* [What is needed]
Reproduce the records from the first line through the line with "view-contents-button[interactable]: 查看内容物 [461,844,665,916]", swapping "grass-resource" for "grass-counter" and leaving everything else as it is.

.....

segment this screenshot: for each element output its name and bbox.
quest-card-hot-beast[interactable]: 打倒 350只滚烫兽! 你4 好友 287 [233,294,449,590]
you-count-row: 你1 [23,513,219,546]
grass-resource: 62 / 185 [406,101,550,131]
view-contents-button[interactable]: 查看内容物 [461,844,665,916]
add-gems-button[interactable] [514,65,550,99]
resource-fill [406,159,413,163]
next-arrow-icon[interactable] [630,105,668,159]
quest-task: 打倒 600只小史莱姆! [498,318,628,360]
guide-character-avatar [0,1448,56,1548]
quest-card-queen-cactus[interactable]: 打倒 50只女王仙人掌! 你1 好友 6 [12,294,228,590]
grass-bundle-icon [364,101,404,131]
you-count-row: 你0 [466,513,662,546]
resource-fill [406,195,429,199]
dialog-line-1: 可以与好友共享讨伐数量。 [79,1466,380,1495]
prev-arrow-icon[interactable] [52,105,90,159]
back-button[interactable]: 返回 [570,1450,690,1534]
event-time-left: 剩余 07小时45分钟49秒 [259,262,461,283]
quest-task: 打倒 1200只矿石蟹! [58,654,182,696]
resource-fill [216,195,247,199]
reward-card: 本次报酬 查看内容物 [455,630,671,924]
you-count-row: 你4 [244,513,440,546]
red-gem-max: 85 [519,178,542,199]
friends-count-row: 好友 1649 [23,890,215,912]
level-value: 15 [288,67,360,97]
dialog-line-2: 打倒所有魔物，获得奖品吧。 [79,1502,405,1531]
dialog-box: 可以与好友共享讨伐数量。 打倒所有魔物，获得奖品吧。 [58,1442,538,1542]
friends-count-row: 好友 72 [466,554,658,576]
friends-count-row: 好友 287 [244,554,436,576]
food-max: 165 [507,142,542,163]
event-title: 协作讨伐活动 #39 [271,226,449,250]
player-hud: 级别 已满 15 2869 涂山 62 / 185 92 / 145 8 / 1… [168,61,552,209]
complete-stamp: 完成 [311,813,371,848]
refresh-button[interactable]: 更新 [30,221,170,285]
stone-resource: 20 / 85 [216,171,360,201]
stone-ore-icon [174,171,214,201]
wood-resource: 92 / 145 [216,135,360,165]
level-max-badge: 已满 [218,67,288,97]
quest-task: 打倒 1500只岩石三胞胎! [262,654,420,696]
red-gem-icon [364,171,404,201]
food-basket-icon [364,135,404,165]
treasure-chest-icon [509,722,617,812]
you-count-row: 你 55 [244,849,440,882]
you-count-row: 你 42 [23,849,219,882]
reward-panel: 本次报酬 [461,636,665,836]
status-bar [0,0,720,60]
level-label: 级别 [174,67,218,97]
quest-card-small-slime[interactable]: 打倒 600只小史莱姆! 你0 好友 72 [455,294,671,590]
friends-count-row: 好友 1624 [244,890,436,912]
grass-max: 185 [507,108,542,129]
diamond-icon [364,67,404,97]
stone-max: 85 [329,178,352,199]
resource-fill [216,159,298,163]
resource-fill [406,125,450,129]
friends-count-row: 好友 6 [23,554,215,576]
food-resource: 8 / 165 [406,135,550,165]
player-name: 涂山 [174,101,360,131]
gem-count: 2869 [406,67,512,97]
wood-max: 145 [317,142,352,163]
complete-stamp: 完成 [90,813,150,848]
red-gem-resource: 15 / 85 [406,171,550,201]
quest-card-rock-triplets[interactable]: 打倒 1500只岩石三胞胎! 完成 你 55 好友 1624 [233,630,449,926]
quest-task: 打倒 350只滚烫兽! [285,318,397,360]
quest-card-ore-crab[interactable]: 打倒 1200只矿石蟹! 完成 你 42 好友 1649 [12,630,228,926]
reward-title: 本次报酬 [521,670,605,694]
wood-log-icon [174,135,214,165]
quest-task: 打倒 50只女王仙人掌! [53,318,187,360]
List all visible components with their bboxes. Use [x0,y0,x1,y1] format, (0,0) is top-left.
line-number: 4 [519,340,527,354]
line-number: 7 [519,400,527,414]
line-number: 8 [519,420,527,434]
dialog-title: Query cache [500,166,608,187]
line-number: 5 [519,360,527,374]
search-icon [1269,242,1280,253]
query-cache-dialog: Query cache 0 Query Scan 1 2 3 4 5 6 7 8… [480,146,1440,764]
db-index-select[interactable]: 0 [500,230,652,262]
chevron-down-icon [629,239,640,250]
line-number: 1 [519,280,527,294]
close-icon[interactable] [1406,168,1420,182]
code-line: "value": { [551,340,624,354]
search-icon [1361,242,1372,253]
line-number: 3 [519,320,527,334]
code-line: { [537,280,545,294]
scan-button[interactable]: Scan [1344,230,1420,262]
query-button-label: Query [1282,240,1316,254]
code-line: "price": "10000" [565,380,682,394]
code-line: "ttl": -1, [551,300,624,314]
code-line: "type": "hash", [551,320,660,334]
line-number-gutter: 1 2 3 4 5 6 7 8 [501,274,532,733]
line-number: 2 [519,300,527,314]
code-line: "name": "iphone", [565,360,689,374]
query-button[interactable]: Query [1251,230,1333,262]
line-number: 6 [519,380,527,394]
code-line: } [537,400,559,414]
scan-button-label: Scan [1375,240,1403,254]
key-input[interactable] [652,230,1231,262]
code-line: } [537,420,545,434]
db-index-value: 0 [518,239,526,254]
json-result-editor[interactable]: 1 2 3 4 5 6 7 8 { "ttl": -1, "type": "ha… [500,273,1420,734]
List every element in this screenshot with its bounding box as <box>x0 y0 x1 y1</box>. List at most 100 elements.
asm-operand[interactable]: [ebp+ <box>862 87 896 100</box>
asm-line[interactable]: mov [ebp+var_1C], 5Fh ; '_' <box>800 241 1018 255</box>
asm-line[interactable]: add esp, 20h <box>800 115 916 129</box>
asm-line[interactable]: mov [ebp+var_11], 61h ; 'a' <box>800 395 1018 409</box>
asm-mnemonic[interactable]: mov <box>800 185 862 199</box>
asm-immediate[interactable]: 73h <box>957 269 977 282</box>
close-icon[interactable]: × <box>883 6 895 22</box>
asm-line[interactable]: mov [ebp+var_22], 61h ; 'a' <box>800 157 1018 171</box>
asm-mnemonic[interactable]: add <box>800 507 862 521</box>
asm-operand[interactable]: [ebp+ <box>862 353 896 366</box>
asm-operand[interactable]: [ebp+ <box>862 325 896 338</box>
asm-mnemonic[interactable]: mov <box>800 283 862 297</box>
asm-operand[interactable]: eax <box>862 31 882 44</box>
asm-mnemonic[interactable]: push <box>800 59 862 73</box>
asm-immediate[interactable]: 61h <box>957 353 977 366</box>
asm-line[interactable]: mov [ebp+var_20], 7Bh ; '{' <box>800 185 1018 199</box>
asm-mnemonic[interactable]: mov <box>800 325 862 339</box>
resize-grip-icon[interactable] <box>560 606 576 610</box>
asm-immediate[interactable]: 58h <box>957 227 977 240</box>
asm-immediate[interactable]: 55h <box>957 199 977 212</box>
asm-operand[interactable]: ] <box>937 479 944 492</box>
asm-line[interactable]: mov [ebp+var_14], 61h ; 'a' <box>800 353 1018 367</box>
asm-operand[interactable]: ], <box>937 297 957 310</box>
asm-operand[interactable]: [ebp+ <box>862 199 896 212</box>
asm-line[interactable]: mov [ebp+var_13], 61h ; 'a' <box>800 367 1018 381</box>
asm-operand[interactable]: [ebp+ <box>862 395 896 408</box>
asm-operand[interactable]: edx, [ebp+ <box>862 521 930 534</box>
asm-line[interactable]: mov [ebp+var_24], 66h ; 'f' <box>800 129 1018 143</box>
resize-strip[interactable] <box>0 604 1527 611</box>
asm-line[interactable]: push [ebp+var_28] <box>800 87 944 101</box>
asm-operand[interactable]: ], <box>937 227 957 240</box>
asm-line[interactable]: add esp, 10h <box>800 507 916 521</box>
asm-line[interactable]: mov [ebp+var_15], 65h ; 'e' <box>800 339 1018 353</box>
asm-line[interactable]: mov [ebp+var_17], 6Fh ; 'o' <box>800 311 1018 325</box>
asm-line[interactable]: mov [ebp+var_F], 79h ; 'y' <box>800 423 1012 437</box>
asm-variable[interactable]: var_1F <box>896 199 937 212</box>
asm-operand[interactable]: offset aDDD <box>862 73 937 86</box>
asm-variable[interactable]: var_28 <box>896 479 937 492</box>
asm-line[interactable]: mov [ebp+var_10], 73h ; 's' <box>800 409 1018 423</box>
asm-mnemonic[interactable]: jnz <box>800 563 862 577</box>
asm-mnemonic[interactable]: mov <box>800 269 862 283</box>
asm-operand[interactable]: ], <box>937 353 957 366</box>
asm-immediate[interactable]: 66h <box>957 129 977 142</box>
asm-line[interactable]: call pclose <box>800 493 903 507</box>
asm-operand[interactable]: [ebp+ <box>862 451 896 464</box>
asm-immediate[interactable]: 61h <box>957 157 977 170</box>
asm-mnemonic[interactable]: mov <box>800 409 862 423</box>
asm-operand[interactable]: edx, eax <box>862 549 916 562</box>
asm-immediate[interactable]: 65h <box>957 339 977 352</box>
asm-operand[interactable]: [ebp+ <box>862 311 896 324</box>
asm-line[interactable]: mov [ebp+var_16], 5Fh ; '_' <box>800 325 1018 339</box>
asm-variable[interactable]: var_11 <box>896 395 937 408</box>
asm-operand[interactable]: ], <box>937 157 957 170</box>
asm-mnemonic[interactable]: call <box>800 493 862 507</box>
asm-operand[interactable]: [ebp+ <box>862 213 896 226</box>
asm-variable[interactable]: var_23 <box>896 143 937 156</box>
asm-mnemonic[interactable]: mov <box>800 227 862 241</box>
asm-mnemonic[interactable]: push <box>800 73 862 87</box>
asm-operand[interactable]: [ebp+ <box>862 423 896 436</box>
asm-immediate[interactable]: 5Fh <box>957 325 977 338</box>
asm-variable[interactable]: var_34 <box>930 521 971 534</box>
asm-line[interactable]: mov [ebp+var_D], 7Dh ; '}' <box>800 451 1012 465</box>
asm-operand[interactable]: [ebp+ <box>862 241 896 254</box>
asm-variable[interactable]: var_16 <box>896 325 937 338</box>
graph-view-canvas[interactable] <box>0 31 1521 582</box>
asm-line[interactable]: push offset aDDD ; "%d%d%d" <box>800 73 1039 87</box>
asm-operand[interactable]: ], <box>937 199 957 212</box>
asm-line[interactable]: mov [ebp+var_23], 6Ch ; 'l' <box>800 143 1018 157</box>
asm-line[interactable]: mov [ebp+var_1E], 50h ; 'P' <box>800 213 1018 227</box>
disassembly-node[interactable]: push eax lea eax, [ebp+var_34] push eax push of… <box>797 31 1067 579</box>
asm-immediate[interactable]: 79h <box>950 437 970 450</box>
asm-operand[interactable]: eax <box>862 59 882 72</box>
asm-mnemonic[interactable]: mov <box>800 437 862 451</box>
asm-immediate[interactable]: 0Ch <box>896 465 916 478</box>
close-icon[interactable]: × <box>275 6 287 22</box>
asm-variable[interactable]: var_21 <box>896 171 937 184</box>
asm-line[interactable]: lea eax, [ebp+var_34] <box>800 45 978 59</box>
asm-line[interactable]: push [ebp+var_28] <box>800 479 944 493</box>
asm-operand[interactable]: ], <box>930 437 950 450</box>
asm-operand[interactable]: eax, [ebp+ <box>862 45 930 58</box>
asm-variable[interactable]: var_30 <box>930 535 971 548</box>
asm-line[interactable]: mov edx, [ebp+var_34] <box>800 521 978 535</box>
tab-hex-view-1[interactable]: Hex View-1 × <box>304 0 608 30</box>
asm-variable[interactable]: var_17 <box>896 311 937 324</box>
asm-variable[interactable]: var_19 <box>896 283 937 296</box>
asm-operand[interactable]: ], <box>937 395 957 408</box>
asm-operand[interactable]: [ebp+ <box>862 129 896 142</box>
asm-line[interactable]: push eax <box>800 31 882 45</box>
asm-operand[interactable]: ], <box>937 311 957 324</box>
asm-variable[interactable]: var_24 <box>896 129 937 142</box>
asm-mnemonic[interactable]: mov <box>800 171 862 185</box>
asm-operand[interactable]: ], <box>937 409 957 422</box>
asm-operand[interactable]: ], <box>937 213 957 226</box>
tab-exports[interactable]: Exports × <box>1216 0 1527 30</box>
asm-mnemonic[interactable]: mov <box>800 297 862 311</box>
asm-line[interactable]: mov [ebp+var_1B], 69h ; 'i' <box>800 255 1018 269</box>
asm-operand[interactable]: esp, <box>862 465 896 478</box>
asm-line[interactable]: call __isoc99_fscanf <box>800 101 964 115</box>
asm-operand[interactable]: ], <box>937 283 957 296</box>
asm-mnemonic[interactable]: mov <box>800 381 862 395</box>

.....

* [Result of the task]
segment this screenshot: for each element output its name and bbox.
quest-card-hot-beast[interactable]: 打倒 350只滚烫兽! 你4 好友 287 [233,294,449,590]
you-count-row: 你1 [23,513,219,546]
grass-counter: 62 / 185 [406,101,550,131]
view-contents-button[interactable]: 查看内容物 [461,844,665,916]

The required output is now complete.